Collection entries

** BEGIN **

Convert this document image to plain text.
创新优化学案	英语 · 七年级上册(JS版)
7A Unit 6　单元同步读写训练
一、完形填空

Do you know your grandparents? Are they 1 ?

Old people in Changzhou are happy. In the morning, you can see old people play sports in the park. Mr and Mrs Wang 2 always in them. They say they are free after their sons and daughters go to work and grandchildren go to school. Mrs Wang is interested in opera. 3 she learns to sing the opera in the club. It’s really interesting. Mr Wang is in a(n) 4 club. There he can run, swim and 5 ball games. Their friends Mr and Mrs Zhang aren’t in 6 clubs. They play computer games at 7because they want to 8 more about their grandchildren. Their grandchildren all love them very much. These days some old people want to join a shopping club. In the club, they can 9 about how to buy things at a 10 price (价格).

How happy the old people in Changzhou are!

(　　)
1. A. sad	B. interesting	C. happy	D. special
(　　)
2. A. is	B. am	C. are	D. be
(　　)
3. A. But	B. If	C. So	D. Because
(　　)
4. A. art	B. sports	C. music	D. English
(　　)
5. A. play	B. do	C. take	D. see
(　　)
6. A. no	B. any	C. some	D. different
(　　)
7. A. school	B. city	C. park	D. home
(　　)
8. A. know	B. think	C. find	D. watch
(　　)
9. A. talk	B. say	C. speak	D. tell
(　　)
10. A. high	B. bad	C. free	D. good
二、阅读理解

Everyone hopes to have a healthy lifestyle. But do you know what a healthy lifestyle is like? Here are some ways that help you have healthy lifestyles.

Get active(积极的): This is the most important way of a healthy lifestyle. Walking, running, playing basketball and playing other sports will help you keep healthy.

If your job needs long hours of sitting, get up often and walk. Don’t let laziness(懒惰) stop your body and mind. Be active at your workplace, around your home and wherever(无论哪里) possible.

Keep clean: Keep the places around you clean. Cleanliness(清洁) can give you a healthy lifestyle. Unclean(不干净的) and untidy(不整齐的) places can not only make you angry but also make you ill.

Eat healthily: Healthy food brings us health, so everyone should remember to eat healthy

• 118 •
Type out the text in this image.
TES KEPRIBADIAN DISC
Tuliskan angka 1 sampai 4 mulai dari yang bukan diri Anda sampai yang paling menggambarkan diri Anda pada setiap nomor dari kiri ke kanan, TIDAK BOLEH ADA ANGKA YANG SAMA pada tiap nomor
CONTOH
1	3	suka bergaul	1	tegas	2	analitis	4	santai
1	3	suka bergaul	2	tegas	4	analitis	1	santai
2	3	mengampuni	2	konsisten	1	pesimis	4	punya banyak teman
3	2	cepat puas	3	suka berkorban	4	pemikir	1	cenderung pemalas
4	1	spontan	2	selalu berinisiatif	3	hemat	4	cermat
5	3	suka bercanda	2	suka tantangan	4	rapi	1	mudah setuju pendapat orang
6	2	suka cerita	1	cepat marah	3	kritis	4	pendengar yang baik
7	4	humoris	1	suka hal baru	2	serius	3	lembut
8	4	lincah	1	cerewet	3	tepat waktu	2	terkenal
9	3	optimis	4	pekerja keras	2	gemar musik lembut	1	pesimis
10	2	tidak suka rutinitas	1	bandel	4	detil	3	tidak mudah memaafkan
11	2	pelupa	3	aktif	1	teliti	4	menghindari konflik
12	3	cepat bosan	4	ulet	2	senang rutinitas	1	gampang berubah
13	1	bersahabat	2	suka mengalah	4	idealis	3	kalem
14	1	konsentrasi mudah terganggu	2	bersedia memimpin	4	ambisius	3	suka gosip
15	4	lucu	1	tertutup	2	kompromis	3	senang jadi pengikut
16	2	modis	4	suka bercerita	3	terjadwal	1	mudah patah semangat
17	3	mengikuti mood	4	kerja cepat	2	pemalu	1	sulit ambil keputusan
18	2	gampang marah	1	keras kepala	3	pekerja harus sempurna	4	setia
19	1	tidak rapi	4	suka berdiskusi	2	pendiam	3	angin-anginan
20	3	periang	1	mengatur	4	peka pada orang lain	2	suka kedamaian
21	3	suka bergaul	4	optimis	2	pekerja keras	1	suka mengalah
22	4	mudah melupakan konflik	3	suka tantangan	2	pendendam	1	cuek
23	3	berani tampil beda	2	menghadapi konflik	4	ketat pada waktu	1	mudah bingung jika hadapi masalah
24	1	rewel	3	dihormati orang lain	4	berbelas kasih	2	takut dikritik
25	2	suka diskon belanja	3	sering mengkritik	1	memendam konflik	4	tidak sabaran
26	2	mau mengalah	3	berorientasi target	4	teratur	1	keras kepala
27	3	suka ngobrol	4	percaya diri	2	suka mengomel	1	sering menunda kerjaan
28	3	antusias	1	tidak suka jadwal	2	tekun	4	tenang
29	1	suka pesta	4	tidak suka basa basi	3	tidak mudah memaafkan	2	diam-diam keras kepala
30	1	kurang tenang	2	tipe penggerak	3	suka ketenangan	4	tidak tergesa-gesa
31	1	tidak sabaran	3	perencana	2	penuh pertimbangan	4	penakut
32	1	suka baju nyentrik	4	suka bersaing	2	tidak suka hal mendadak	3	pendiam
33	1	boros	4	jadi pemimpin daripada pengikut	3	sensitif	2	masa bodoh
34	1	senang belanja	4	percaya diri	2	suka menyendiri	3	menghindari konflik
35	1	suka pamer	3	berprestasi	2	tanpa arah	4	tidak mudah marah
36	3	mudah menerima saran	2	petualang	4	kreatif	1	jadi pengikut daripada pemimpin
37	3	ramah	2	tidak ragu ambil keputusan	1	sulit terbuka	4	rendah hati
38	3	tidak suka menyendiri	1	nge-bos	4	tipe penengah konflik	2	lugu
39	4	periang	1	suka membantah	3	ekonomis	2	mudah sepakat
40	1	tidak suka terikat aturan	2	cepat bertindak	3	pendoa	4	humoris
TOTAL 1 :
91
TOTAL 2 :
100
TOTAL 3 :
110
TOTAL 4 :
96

** END **

▶ **Stated task**
Write the data from above out again, exactly.

▶ **Answer to the exercise**
Convert this document image to plain text.
创新优化学案	英语 · 七年级上册(JS版)
7A Unit 6　单元同步读写训练
一、完形填空

Do you know your grandparents? Are they 1 ?

Old people in Changzhou are happy. In the morning, you can see old people play sports in the park. Mr and Mrs Wang 2 always in them. They say they are free after their sons and daughters go to work and grandchildren go to school. Mrs Wang is interested in opera. 3 she learns to sing the opera in the club. It’s really interesting. Mr Wang is in a(n) 4 club. There he can run, swim and 5 ball games. Their friends Mr and Mrs Zhang aren’t in 6 clubs. They play computer games at 7because they want to 8 more about their grandchildren. Their grandchildren all love them very much. These days some old people want to join a shopping club. In the club, they can 9 about how to buy things at a 10 price (价格).

How happy the old people in Changzhou are!

(　　)
1. A. sad	B. interesting	C. happy	D. special
(　　)
2. A. is	B. am	C. are	D. be
(　　)
3. A. But	B. If	C. So	D. Because
(　　)
4. A. art	B. sports	C. music	D. English
(　　)
5. A. play	B. do	C. take	D. see
(　　)
6. A. no	B. any	C. some	D. different
(　　)
7. A. school	B. city	C. park	D. home
(　　)
8. A. know	B. think	C. find	D. watch
(　　)
9. A. talk	B. say	C. speak	D. tell
(　　)
10. A. high	B. bad	C. free	D. good
二、阅读理解

Everyone hopes to have a healthy lifestyle. But do you know what a healthy lifestyle is like? Here are some ways that help you have healthy lifestyles.

Get active(积极的): This is the most important way of a healthy lifestyle. Walking, running, playing basketball and playing other sports will help you keep healthy.

If your job needs long hours of sitting, get up often and walk. Don’t let laziness(懒惰) stop your body and mind. Be active at your workplace, around your home and wherever(无论哪里) possible.

Keep clean: Keep the places around you clean. Cleanliness(清洁) can give you a healthy lifestyle. Unclean(不干净的) and untidy(不整齐的) places can not only make you angry but also make you ill.

Eat healthily: Healthy food brings us health, so everyone should remember to eat healthy

• 118 •
Type out the text in this image.
TES KEPRIBADIAN DISC
Tuliskan angka 1 sampai 4 mulai dari yang bukan diri Anda sampai yang paling menggambarkan diri Anda pada setiap nomor dari kiri ke kanan, TIDAK BOLEH ADA ANGKA YANG SAMA pada tiap nomor
CONTOH
1	3	suka bergaul	1	tegas	2	analitis	4	santai
1	3	suka bergaul	2	tegas	4	analitis	1	santai
2	3	mengampuni	2	konsisten	1	pesimis	4	punya banyak teman
3	2	cepat puas	3	suka berkorban	4	pemikir	1	cenderung pemalas
4	1	spontan	2	selalu berinisiatif	3	hemat	4	cermat
5	3	suka bercanda	2	suka tantangan	4	rapi	1	mudah setuju pendapat orang
6	2	suka cerita	1	cepat marah	3	kritis	4	pendengar yang baik
7	4	humoris	1	suka hal baru	2	serius	3	lembut
8	4	lincah	1	cerewet	3	tepat waktu	2	terkenal
9	3	optimis	4	pekerja keras	2	gemar musik lembut	1	pesimis
10	2	tidak suka rutinitas	1	bandel	4	detil	3	tidak mudah memaafkan
11	2	pelupa	3	aktif	1	teliti	4	menghindari konflik
12	3	cepat bosan	4	ulet	2	senang rutinitas	1	gampang berubah
13	1	bersahabat	2	suka mengalah	4	idealis	3	kalem
14	1	konsentrasi mudah terganggu	2	bersedia memimpin	4	ambisius	3	suka gosip
15	4	lucu	1	tertutup	2	kompromis	3	senang jadi pengikut
16	2	modis	4	suka bercerita	3	terjadwal	1	mudah patah semangat
17	3	mengikuti mood	4	kerja cepat	2	pemalu	1	sulit ambil keputusan
18	2	gampang marah	1	keras kepala	3	pekerja harus sempurna	4	setia
19	1	tidak rapi	4	suka berdiskusi	2	pendiam	3	angin-anginan
20	3	periang	1	mengatur	4	peka pada orang lain	2	suka kedamaian
21	3	suka bergaul	4	optimis	2	pekerja keras	1	suka mengalah
22	4	mudah melupakan konflik	3	suka tantangan	2	pendendam	1	cuek
23	3	berani tampil beda	2	menghadapi konflik	4	ketat pada waktu	1	mudah bingung jika hadapi masalah
24	1	rewel	3	dihormati orang lain	4	berbelas kasih	2	takut dikritik
25	2	suka diskon belanja	3	sering mengkritik	1	memendam konflik	4	tidak sabaran
26	2	mau mengalah	3	berorientasi target	4	teratur	1	keras kepala
27	3	suka ngobrol	4	percaya diri	2	suka mengomel	1	sering menunda kerjaan
28	3	antusias	1	tidak suka jadwal	2	tekun	4	tenang
29	1	suka pesta	4	tidak suka basa basi	3	tidak mudah memaafkan	2	diam-diam keras kepala
30	1	kurang tenang	2	tipe penggerak	3	suka ketenangan	4	tidak tergesa-gesa
31	1	tidak sabaran	3	perencana	2	penuh pertimbangan	4	penakut
32	1	suka baju nyentrik	4	suka bersaing	2	tidak suka hal mendadak	3	pendiam
33	1	boros	4	jadi pemimpin daripada pengikut	3	sensitif	2	masa bodoh
34	1	senang belanja	4	percaya diri	2	suka menyendiri	3	menghindari konflik
35	1	suka pamer	3	berprestasi	2	tanpa arah	4	tidak mudah marah
36	3	mudah menerima saran	2	petualang	4	kreatif	1	jadi pengikut daripada pemimpin
37	3	ramah	2	tidak ragu ambil keputusan	1	sulit terbuka	4	rendah hati
38	3	tidak suka menyendiri	1	nge-bos	4	tipe penengah konflik	2	lugu
39	4	periang	1	suka membantah	3	ekonomis	2	mudah sepakat
40	1	tidak suka terikat aturan	2	cepat bertindak	3	pendoa	4	humoris
TOTAL 1 :
91
TOTAL 2 :
100
TOTAL 3 :
110
TOTAL 4 :
96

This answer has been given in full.